## Work required:
In the records below, find the lines that include "amended" and copy each.

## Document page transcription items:
_____

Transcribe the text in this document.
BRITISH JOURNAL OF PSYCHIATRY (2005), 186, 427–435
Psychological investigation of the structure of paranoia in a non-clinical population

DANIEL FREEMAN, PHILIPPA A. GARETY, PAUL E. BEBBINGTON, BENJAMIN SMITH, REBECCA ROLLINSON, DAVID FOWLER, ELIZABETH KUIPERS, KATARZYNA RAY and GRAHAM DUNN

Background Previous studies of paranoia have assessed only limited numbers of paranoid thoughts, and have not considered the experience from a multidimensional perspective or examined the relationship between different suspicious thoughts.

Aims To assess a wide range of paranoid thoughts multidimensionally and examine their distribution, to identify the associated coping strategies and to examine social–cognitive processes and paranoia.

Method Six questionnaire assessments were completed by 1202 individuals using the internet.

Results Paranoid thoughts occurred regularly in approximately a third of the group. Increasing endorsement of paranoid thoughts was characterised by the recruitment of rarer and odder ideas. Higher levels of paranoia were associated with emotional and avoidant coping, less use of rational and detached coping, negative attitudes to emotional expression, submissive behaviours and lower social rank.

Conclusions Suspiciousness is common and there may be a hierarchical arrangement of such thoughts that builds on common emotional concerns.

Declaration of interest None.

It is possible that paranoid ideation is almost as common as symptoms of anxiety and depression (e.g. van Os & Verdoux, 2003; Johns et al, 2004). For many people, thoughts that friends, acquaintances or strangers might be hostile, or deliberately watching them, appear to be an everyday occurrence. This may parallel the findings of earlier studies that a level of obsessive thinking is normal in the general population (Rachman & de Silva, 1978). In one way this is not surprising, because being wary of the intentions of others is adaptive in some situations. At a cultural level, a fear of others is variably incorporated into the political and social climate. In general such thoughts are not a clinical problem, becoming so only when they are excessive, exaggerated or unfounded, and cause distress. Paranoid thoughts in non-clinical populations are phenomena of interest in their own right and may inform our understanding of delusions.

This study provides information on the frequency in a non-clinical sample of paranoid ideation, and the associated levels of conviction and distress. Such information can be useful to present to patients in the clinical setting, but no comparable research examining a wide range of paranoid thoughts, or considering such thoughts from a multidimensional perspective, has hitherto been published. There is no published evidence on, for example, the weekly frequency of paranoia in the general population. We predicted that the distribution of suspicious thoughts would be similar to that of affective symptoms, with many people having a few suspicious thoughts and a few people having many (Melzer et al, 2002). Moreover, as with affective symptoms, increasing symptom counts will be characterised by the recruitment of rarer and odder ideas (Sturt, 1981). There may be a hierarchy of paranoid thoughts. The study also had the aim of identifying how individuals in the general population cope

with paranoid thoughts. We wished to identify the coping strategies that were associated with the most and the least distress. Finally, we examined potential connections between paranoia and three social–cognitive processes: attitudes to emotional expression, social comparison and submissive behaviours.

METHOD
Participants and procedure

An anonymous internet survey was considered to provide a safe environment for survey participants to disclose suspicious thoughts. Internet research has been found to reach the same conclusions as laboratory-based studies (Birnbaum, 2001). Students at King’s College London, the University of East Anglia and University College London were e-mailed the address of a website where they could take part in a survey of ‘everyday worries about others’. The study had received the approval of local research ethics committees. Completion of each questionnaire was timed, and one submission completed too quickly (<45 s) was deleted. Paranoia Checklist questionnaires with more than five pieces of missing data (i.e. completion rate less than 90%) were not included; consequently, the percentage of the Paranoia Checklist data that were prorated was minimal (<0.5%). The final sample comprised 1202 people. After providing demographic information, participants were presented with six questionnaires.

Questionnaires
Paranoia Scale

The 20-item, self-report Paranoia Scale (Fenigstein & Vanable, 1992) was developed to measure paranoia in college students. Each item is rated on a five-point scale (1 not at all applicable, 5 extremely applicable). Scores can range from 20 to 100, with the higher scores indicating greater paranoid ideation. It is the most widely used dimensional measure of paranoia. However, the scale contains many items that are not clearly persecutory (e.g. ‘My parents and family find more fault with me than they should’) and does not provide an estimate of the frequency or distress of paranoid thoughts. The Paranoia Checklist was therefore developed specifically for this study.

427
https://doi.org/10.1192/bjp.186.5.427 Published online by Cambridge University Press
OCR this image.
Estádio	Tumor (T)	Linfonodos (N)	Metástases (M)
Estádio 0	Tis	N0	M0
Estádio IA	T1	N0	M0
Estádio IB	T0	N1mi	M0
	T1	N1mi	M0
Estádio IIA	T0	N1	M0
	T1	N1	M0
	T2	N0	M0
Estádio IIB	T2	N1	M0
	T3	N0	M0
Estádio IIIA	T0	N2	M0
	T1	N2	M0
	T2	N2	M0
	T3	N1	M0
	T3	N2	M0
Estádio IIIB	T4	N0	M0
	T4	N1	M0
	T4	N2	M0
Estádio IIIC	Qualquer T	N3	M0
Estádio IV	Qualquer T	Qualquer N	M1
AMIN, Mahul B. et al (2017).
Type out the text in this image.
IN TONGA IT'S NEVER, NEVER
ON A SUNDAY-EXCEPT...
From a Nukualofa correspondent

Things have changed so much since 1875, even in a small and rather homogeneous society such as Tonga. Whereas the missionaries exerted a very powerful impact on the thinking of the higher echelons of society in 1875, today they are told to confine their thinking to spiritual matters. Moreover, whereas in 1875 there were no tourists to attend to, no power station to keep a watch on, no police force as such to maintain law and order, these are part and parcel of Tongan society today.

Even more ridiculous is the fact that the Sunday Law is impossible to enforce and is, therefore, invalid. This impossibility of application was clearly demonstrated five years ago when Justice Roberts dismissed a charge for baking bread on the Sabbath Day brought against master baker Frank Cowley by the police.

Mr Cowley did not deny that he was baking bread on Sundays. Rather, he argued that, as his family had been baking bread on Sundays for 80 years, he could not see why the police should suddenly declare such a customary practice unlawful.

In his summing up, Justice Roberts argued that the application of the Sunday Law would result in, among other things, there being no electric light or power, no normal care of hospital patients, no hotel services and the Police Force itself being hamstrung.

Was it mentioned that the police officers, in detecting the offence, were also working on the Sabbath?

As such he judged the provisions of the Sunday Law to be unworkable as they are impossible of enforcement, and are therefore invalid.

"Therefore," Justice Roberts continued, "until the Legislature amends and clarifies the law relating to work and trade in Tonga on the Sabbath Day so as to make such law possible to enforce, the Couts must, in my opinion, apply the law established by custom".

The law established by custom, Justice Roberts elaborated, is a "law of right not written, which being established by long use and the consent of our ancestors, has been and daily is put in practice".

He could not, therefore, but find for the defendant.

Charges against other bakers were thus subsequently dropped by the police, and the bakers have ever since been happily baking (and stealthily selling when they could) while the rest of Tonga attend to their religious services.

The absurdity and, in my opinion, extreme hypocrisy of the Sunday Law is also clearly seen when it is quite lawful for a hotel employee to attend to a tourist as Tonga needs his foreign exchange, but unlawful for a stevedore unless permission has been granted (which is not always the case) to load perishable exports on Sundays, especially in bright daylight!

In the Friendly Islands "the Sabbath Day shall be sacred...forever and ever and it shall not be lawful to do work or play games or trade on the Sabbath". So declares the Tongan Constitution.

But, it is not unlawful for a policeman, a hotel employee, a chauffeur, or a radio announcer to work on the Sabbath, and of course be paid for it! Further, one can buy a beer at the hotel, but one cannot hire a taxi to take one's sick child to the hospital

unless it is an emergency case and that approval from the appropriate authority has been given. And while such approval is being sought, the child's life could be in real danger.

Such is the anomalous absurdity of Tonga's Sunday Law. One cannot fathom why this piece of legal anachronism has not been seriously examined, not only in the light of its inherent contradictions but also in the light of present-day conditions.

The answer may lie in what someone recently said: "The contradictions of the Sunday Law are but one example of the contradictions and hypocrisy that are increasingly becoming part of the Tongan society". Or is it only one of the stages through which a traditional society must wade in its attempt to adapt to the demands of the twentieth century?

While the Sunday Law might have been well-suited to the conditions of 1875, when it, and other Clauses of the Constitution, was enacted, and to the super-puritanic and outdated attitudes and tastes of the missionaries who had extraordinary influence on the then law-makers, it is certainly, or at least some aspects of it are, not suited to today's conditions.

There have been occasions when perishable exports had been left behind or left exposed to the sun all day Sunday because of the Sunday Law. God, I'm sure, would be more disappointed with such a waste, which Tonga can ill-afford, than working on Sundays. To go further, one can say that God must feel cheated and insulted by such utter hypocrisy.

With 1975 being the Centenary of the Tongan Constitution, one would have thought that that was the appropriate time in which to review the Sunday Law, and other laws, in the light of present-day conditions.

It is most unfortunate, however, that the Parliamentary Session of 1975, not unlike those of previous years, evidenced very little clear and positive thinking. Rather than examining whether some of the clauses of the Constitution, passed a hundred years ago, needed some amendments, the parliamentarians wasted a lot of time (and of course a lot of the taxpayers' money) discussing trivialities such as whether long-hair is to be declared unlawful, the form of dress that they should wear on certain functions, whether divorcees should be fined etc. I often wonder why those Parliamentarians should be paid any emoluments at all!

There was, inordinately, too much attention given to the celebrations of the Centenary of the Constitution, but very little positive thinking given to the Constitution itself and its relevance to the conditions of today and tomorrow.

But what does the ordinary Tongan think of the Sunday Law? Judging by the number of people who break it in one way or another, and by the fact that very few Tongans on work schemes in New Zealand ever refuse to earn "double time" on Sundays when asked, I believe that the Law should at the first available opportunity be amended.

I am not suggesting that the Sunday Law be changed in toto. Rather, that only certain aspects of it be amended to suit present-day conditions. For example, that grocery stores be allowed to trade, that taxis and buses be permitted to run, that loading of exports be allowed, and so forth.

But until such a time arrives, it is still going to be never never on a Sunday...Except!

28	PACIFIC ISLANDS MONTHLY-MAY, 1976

_____

## Exercise result:
But what does the ordinary Tongan think of the Sunday Law? Judging by the number of people who break it in one way or another, and by the fact that very few Tongans on work schemes in New Zealand ever refuse to earn "double time" on Sundays when asked, I believe that the Law should at the first available opportunity be amended.
I am not suggesting that the Sunday Law be changed in toto. Rather, that only certain aspects of it be amended to suit present-day conditions. For example, that grocery stores be allowed to trade, that taxis and buses be permitted to run, that loading of exports be allowed, and so forth.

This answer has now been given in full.